▶ _SUPPLIED MATERIAL_:
____
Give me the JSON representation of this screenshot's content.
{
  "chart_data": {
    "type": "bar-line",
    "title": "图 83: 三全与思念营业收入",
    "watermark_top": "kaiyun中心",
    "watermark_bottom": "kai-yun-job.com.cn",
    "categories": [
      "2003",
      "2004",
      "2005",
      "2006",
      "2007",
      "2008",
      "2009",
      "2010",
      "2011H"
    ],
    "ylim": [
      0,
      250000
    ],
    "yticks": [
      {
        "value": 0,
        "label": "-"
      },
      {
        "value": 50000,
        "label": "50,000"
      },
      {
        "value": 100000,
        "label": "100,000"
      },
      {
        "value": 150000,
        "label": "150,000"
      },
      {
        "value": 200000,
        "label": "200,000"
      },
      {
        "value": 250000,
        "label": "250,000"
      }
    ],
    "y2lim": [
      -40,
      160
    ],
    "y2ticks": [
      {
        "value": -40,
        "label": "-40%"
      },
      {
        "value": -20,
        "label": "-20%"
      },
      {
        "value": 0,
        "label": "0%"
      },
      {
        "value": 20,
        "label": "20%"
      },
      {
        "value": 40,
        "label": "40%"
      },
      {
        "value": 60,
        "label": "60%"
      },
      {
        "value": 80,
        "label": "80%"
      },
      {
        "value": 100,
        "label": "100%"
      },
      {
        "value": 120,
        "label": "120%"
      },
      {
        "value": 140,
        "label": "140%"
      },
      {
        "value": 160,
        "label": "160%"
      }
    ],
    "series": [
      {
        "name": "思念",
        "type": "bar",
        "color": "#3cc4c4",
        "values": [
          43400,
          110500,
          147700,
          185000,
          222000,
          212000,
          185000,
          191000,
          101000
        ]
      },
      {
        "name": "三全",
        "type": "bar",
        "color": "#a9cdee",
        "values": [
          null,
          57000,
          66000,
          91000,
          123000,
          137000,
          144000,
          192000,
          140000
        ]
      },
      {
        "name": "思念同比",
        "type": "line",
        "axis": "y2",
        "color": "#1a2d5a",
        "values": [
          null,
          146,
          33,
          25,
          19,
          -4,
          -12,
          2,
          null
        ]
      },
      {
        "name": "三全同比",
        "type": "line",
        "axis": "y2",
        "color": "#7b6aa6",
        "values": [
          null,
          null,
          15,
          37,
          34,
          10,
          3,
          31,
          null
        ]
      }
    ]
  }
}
____
▶ _STATED TASK_:
Find each line holding the word "color" and copy it.

▶ _TASK RESULT_:
        "color": "#3cc4c4",
        "color": "#a9cdee",
        "color": "#1a2d5a",
        "color": "#7b6aa6",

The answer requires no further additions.